■ WORK REQUIRED
Gather all lines in the entries below that include the word "enterprises".

■ DATA TO USE
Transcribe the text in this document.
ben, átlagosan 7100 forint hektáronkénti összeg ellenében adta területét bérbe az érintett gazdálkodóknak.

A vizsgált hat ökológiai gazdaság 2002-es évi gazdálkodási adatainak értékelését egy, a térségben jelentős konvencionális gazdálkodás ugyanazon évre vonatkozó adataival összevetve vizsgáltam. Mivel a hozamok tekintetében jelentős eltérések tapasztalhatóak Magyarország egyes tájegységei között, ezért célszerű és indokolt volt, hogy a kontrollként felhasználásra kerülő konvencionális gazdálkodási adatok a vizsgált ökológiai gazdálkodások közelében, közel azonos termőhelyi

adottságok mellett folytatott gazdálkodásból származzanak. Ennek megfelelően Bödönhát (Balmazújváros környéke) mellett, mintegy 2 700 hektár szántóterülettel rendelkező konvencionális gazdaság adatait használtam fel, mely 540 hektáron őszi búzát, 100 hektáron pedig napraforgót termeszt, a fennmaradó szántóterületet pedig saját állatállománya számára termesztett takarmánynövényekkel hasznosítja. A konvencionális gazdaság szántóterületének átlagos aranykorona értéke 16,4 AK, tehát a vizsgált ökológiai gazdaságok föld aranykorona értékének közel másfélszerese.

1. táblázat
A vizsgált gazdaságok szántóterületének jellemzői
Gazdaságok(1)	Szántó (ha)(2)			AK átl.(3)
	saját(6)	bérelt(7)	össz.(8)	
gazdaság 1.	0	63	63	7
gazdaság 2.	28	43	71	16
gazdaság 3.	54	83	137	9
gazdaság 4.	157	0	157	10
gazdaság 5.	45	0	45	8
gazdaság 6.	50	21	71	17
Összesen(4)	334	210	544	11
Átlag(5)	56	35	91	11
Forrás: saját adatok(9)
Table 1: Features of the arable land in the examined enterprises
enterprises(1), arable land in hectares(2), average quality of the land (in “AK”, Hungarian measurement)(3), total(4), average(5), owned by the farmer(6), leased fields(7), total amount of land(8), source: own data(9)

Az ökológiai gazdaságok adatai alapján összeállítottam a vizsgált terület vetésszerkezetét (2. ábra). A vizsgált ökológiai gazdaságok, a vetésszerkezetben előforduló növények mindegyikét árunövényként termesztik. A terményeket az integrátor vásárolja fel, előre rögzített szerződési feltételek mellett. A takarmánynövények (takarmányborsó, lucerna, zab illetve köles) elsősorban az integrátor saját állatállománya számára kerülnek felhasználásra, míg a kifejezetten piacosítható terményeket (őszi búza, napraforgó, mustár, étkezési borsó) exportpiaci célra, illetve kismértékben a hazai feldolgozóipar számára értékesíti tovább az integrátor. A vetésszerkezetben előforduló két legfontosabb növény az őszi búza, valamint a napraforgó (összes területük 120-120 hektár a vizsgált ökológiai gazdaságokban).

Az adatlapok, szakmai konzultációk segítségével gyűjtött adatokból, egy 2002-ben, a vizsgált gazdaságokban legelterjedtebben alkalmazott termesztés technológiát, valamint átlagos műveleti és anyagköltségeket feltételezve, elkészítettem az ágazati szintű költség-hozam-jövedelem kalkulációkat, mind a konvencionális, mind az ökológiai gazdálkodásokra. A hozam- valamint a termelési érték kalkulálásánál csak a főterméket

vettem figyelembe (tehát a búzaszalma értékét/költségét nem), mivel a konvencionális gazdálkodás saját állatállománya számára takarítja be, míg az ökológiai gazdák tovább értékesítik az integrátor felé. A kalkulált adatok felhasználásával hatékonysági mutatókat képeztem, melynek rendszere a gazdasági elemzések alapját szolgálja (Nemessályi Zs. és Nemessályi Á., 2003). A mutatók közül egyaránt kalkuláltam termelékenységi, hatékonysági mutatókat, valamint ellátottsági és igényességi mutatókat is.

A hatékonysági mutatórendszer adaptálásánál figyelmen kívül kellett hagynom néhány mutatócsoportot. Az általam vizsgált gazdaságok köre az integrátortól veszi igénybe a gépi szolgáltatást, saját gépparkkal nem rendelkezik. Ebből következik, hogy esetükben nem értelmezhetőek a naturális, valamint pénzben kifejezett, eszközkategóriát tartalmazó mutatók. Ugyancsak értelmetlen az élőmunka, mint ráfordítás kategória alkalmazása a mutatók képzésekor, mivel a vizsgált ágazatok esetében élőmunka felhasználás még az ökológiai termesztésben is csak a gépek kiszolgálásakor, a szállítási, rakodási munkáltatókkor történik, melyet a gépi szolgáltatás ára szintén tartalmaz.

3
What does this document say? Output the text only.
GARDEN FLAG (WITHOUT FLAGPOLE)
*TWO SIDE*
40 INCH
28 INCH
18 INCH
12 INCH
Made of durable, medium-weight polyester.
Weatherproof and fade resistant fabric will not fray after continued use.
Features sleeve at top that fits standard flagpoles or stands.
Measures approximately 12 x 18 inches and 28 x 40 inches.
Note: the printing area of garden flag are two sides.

■ CORRECT RESULT
Table 1: Features of the arable land in the examined enterprises
enterprises(1), arable land in hectares(2), average quality of the land (in “AK”, Hungarian measurement)(3), total(4), average(5), owned by the farmer(6), leased fields(7), total amount of land(8), source: own data(9)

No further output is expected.